### TO DO:
Your task is to count the lines of the entries below that include the word "title" and to give only the resulting number.

Extracted data entries
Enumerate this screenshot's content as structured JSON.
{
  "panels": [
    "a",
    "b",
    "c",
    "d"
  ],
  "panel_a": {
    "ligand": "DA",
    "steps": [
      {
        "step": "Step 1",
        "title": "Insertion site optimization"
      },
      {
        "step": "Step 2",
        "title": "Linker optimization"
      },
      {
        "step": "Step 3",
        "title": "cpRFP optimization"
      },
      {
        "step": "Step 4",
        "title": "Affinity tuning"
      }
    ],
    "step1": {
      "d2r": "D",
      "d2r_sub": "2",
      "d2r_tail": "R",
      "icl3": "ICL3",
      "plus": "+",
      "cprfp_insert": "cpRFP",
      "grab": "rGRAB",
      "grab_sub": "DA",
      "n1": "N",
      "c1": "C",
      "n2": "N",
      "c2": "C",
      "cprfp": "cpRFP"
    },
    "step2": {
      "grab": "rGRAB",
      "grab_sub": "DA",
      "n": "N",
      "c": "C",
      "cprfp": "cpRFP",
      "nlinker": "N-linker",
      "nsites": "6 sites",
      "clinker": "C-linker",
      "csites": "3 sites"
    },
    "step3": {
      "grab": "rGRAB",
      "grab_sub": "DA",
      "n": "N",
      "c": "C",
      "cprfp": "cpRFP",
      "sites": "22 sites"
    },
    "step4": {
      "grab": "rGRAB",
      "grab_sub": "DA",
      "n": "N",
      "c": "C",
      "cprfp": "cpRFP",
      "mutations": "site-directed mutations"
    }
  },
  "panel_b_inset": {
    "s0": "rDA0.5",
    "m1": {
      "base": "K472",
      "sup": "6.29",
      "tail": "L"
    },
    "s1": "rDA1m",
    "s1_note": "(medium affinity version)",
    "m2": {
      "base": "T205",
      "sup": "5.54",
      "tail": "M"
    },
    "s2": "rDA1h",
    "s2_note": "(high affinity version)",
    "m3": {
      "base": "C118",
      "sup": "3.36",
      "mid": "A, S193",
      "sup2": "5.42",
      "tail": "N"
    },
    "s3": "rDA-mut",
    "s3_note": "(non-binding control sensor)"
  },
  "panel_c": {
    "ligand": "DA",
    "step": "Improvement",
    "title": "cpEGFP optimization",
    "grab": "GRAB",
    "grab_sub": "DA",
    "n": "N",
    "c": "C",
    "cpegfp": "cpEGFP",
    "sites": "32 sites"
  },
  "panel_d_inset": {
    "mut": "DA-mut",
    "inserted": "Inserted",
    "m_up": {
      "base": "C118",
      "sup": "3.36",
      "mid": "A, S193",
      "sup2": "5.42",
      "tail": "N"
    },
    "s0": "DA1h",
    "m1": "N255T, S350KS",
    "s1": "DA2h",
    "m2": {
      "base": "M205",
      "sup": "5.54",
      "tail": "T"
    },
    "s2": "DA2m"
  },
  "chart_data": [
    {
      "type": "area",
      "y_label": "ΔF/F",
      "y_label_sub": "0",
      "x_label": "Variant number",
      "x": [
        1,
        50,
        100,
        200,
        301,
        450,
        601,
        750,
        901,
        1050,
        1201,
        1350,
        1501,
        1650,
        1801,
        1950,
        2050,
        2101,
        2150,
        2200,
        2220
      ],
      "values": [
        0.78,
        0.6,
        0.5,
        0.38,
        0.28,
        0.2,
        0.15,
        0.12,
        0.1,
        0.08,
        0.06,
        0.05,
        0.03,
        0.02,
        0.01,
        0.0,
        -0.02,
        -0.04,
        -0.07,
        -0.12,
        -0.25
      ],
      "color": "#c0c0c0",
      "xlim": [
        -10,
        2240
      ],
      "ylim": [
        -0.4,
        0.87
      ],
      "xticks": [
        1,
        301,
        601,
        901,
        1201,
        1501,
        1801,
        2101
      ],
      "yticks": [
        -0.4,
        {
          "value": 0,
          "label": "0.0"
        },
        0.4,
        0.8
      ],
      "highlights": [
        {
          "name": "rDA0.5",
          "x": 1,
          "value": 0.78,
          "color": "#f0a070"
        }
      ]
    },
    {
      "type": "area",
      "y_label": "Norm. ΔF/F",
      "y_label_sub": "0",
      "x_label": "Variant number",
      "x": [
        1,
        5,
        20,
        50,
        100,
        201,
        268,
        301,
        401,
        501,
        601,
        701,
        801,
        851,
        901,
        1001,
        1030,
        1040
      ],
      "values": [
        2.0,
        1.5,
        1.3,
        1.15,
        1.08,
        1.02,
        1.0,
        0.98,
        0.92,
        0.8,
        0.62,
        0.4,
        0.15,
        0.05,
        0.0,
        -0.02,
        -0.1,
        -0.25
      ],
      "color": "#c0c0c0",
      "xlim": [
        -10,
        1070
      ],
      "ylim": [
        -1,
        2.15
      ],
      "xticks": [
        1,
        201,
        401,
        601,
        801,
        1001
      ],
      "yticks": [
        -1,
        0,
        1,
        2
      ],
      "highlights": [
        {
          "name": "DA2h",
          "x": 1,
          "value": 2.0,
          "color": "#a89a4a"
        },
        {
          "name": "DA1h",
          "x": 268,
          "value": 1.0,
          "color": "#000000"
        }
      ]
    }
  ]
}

### RESPONSE TO THIS EXERCISE:
5